Start SOURCE DATA

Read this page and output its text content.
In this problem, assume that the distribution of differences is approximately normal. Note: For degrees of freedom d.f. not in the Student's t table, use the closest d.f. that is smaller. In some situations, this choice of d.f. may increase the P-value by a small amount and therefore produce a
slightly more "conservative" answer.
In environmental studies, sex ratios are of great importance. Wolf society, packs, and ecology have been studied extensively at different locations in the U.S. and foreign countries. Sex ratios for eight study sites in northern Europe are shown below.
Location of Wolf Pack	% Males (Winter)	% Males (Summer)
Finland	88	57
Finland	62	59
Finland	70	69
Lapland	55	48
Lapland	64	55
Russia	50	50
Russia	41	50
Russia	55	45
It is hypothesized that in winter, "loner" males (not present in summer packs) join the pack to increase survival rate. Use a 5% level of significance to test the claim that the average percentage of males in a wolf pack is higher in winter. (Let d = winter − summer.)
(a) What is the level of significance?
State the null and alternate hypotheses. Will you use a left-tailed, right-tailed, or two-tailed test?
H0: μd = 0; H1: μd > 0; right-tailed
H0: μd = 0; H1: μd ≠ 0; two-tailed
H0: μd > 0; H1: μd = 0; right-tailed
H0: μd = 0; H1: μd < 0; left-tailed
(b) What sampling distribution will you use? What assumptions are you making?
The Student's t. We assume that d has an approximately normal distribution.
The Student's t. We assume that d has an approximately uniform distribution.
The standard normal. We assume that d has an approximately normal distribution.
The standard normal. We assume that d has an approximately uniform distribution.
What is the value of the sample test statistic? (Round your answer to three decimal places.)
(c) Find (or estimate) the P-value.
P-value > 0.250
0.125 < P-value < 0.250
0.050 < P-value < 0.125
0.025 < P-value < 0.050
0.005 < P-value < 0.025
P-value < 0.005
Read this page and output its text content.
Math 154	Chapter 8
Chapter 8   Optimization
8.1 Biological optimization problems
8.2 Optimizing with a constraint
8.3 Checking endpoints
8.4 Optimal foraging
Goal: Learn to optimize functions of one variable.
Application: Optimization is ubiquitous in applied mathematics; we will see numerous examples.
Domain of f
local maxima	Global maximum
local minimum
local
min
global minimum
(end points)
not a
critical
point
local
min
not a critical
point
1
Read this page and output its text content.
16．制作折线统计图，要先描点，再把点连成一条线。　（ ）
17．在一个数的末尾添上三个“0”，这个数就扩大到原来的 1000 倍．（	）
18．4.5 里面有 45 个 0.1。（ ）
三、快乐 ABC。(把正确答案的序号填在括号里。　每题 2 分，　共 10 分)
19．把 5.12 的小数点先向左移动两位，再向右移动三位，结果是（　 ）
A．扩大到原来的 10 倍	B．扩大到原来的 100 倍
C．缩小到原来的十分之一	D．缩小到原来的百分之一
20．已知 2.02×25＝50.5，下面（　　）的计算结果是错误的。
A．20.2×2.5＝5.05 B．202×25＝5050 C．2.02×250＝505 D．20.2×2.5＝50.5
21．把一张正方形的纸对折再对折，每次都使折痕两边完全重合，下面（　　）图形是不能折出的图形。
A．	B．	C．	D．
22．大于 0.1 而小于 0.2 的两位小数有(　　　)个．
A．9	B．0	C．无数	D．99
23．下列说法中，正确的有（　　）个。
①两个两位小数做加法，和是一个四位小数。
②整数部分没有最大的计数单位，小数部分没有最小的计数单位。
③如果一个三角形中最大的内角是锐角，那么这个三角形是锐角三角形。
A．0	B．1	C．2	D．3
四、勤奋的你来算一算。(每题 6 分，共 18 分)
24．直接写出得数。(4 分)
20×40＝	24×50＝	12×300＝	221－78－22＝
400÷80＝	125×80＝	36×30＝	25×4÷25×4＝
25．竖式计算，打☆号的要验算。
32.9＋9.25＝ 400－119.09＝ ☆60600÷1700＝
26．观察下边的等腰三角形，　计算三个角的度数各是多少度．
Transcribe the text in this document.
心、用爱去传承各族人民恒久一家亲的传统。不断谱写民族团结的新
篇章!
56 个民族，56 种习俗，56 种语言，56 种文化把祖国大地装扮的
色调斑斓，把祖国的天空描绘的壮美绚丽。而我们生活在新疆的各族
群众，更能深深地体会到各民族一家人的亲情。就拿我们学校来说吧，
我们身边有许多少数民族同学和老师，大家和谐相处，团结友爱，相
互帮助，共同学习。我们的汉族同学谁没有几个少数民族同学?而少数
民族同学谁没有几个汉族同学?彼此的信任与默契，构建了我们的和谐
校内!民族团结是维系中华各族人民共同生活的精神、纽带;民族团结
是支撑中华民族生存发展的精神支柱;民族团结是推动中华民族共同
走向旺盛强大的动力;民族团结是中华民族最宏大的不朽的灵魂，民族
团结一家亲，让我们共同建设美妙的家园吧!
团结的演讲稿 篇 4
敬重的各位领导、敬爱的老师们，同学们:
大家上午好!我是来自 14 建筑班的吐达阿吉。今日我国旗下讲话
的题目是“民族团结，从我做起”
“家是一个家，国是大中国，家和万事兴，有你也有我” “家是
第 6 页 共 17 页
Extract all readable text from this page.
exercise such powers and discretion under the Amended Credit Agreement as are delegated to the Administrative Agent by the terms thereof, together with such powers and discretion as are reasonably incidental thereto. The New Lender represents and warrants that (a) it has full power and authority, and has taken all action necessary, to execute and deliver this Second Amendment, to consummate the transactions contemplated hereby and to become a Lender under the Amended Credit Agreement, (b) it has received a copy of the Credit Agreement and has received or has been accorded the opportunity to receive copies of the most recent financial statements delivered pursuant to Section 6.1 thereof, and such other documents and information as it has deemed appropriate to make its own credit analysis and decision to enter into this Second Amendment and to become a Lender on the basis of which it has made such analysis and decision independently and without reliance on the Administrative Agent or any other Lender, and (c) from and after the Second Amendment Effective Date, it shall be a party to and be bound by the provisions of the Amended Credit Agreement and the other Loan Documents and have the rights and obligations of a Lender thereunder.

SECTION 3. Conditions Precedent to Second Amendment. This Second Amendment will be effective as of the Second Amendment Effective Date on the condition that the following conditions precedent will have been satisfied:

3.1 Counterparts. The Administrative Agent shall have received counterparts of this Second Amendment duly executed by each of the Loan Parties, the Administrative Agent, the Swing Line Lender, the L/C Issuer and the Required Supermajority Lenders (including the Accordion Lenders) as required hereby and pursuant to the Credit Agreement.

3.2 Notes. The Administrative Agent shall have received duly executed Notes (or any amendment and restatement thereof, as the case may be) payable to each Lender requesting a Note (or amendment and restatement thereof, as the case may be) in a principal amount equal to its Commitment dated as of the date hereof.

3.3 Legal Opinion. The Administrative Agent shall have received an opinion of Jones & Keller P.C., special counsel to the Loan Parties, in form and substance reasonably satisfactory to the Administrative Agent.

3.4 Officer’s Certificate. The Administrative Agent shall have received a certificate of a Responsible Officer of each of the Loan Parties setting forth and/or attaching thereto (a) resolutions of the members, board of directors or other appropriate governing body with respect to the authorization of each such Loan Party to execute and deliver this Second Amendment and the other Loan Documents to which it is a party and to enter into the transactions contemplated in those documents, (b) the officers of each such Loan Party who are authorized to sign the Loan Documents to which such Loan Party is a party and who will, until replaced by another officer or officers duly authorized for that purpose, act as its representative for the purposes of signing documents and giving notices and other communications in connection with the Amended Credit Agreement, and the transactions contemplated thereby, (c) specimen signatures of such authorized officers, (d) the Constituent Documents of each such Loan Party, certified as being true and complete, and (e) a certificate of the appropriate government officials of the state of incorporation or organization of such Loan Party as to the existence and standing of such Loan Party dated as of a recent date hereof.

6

End SOURCE DATA

Write out the material exactly as given.

Read this page and output its text content.
In this problem, assume that the distribution of differences is approximately normal. Note: For degrees of freedom d.f. not in the Student's t table, use the closest d.f. that is smaller. In some situations, this choice of d.f. may increase the P-value by a small amount and therefore produce a
slightly more "conservative" answer.
In environmental studies, sex ratios are of great importance. Wolf society, packs, and ecology have been studied extensively at different locations in the U.S. and foreign countries. Sex ratios for eight study sites in northern Europe are shown below.
Location of Wolf Pack	% Males (Winter)	% Males (Summer)
Finland	88	57
Finland	62	59
Finland	70	69
Lapland	55	48
Lapland	64	55
Russia	50	50
Russia	41	50
Russia	55	45
It is hypothesized that in winter, "loner" males (not present in summer packs) join the pack to increase survival rate. Use a 5% level of significance to test the claim that the average percentage of males in a wolf pack is higher in winter. (Let d = winter − summer.)
(a) What is the level of significance?
State the null and alternate hypotheses. Will you use a left-tailed, right-tailed, or two-tailed test?
H0: μd = 0; H1: μd > 0; right-tailed
H0: μd = 0; H1: μd ≠ 0; two-tailed
H0: μd > 0; H1: μd = 0; right-tailed
H0: μd = 0; H1: μd < 0; left-tailed
(b) What sampling distribution will you use? What assumptions are you making?
The Student's t. We assume that d has an approximately normal distribution.
The Student's t. We assume that d has an approximately uniform distribution.
The standard normal. We assume that d has an approximately normal distribution.
The standard normal. We assume that d has an approximately uniform distribution.
What is the value of the sample test statistic? (Round your answer to three decimal places.)
(c) Find (or estimate) the P-value.
P-value > 0.250
0.125 < P-value < 0.250
0.050 < P-value < 0.125
0.025 < P-value < 0.050
0.005 < P-value < 0.025
P-value < 0.005
Read this page and output its text content.
Math 154	Chapter 8
Chapter 8   Optimization
8.1 Biological optimization problems
8.2 Optimizing with a constraint
8.3 Checking endpoints
8.4 Optimal foraging
Goal: Learn to optimize functions of one variable.
Application: Optimization is ubiquitous in applied mathematics; we will see numerous examples.
Domain of f
local maxima	Global maximum
local minimum
local
min
global minimum
(end points)
not a
critical
point
local
min
not a critical
point
1
Read this page and output its text content.
16．制作折线统计图，要先描点，再把点连成一条线。　（ ）
17．在一个数的末尾添上三个“0”，这个数就扩大到原来的 1000 倍．（	）
18．4.5 里面有 45 个 0.1。（ ）
三、快乐 ABC。(把正确答案的序号填在括号里。　每题 2 分，　共 10 分)
19．把 5.12 的小数点先向左移动两位，再向右移动三位，结果是（　 ）
A．扩大到原来的 10 倍	B．扩大到原来的 100 倍
C．缩小到原来的十分之一	D．缩小到原来的百分之一
20．已知 2.02×25＝50.5，下面（　　）的计算结果是错误的。
A．20.2×2.5＝5.05 B．202×25＝5050 C．2.02×250＝505 D．20.2×2.5＝50.5
21．把一张正方形的纸对折再对折，每次都使折痕两边完全重合，下面（　　）图形是不能折出的图形。
A．	B．	C．	D．
22．大于 0.1 而小于 0.2 的两位小数有(　　　)个．
A．9	B．0	C．无数	D．99
23．下列说法中，正确的有（　　）个。
①两个两位小数做加法，和是一个四位小数。
②整数部分没有最大的计数单位，小数部分没有最小的计数单位。
③如果一个三角形中最大的内角是锐角，那么这个三角形是锐角三角形。
A．0	B．1	C．2	D．3
四、勤奋的你来算一算。(每题 6 分，共 18 分)
24．直接写出得数。(4 分)
20×40＝	24×50＝	12×300＝	221－78－22＝
400÷80＝	125×80＝	36×30＝	25×4÷25×4＝
25．竖式计算，打☆号的要验算。
32.9＋9.25＝ 400－119.09＝ ☆60600÷1700＝
26．观察下边的等腰三角形，　计算三个角的度数各是多少度．
Transcribe the text in this document.
心、用爱去传承各族人民恒久一家亲的传统。不断谱写民族团结的新
篇章!
56 个民族，56 种习俗，56 种语言，56 种文化把祖国大地装扮的
色调斑斓，把祖国的天空描绘的壮美绚丽。而我们生活在新疆的各族
群众，更能深深地体会到各民族一家人的亲情。就拿我们学校来说吧，
我们身边有许多少数民族同学和老师，大家和谐相处，团结友爱，相
互帮助，共同学习。我们的汉族同学谁没有几个少数民族同学?而少数
民族同学谁没有几个汉族同学?彼此的信任与默契，构建了我们的和谐
校内!民族团结是维系中华各族人民共同生活的精神、纽带;民族团结
是支撑中华民族生存发展的精神支柱;民族团结是推动中华民族共同
走向旺盛强大的动力;民族团结是中华民族最宏大的不朽的灵魂，民族
团结一家亲，让我们共同建设美妙的家园吧!
团结的演讲稿 篇 4
敬重的各位领导、敬爱的老师们，同学们:
大家上午好!我是来自 14 建筑班的吐达阿吉。今日我国旗下讲话
的题目是“民族团结，从我做起”
“家是一个家，国是大中国，家和万事兴，有你也有我” “家是
第 6 页 共 17 页
Extract all readable text from this page.
exercise such powers and discretion under the Amended Credit Agreement as are delegated to the Administrative Agent by the terms thereof, together with such powers and discretion as are reasonably incidental thereto. The New Lender represents and warrants that (a) it has full power and authority, and has taken all action necessary, to execute and deliver this Second Amendment, to consummate the transactions contemplated hereby and to become a Lender under the Amended Credit Agreement, (b) it has received a copy of the Credit Agreement and has received or has been accorded the opportunity to receive copies of the most recent financial statements delivered pursuant to Section 6.1 thereof, and such other documents and information as it has deemed appropriate to make its own credit analysis and decision to enter into this Second Amendment and to become a Lender on the basis of which it has made such analysis and decision independently and without reliance on the Administrative Agent or any other Lender, and (c) from and after the Second Amendment Effective Date, it shall be a party to and be bound by the provisions of the Amended Credit Agreement and the other Loan Documents and have the rights and obligations of a Lender thereunder.

SECTION 3. Conditions Precedent to Second Amendment. This Second Amendment will be effective as of the Second Amendment Effective Date on the condition that the following conditions precedent will have been satisfied:

3.1 Counterparts. The Administrative Agent shall have received counterparts of this Second Amendment duly executed by each of the Loan Parties, the Administrative Agent, the Swing Line Lender, the L/C Issuer and the Required Supermajority Lenders (including the Accordion Lenders) as required hereby and pursuant to the Credit Agreement.

3.2 Notes. The Administrative Agent shall have received duly executed Notes (or any amendment and restatement thereof, as the case may be) payable to each Lender requesting a Note (or amendment and restatement thereof, as the case may be) in a principal amount equal to its Commitment dated as of the date hereof.

3.3 Legal Opinion. The Administrative Agent shall have received an opinion of Jones & Keller P.C., special counsel to the Loan Parties, in form and substance reasonably satisfactory to the Administrative Agent.

3.4 Officer’s Certificate. The Administrative Agent shall have received a certificate of a Responsible Officer of each of the Loan Parties setting forth and/or attaching thereto (a) resolutions of the members, board of directors or other appropriate governing body with respect to the authorization of each such Loan Party to execute and deliver this Second Amendment and the other Loan Documents to which it is a party and to enter into the transactions contemplated in those documents, (b) the officers of each such Loan Party who are authorized to sign the Loan Documents to which such Loan Party is a party and who will, until replaced by another officer or officers duly authorized for that purpose, act as its representative for the purposes of signing documents and giving notices and other communications in connection with the Amended Credit Agreement, and the transactions contemplated thereby, (c) specimen signatures of such authorized officers, (d) the Constituent Documents of each such Loan Party, certified as being true and complete, and (e) a certificate of the appropriate government officials of the state of incorporation or organization of such Loan Party as to the existence and standing of such Loan Party dated as of a recent date hereof.

6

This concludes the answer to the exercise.